>> begin PASSAGE TO READ
The Poetry of A. E. Housman


Housman was born in Burton-On-Trent, England, in 1865, just as 
the US Civil War was ending. As a young child, he was disturbed by the 
news of slaughter from the former British colonies, and was affected 
deeply. This turned him into a brooding, introverted teenager and a 
misanthropic, pessimistic adult. This outlook on life shows clearly in 
his poetry. Housman believed that people were generally evil, and that 
life conspired against mankind. This is evident not only in his 
poetry, but also in his short stories. For example, his story, "The 
Child of Lancashire," published in 1893 in The London Gazette, is 
about an child who travels to London, where his parents die, and he 
becomes a street urchin. There are veiled implications that the child 
is a homosexual (as was Housman, most probably), and he becomes mixed 
up with a gang of similar youths, attacking affluent pedestrians and 
stealing their watches and gold coins. Eventually he leaves the gang 
and becomes wealthy, but is attacked by the same gang (who don't 
recognize him) and is thrown off London Bridge into the Thames, which 
is unfortunately frozen over, and is killed on the hard ice below.
>> end PASSAGE TO READ
>> begin SOURCE DATA
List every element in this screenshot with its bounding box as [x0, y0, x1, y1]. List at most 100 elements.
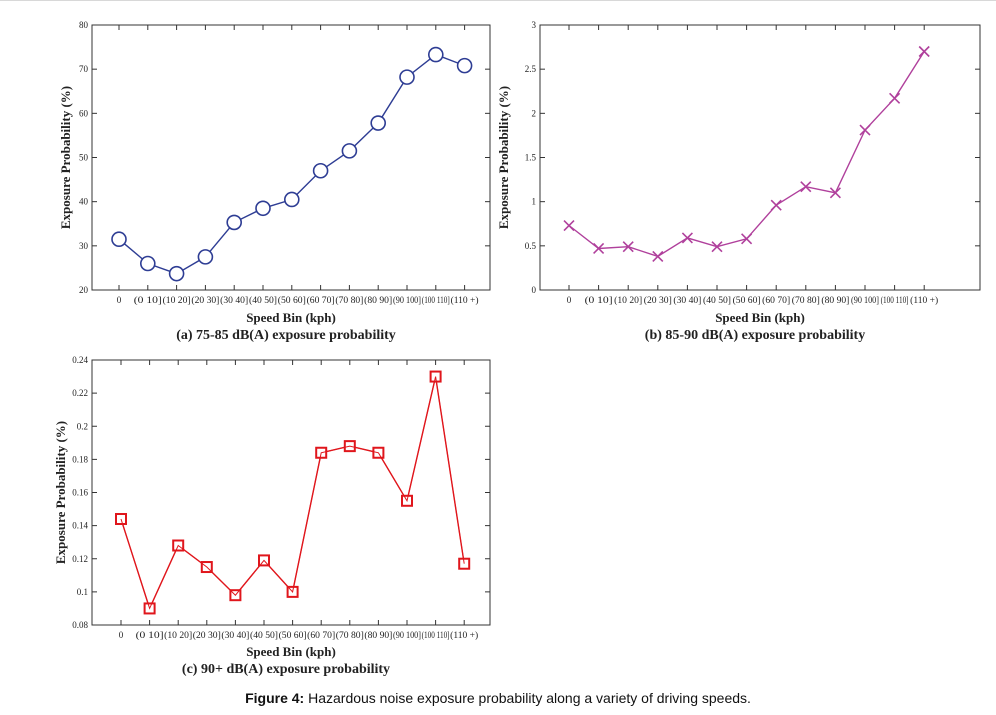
>> end SOURCE DATA
_REQUEST:_
Answer these questions using the passage on the poetry of A. E. Housman.
(a) In what town and year was Housman born?
(b) Where and in what year was "The Child of Lancashire" published?
(c) How does the child in that story die?
The listing that comes after the Housman passage is separate material and has no connection to it.

_RESPONSE TO THE TASK:_
(a) Burton-On-Trent, England, in 1865.
(b) In The London Gazette, in 1893.
(c) The same gang attacks him and throws him off London Bridge into the frozen-over Thames, and he is killed on the hard ice below.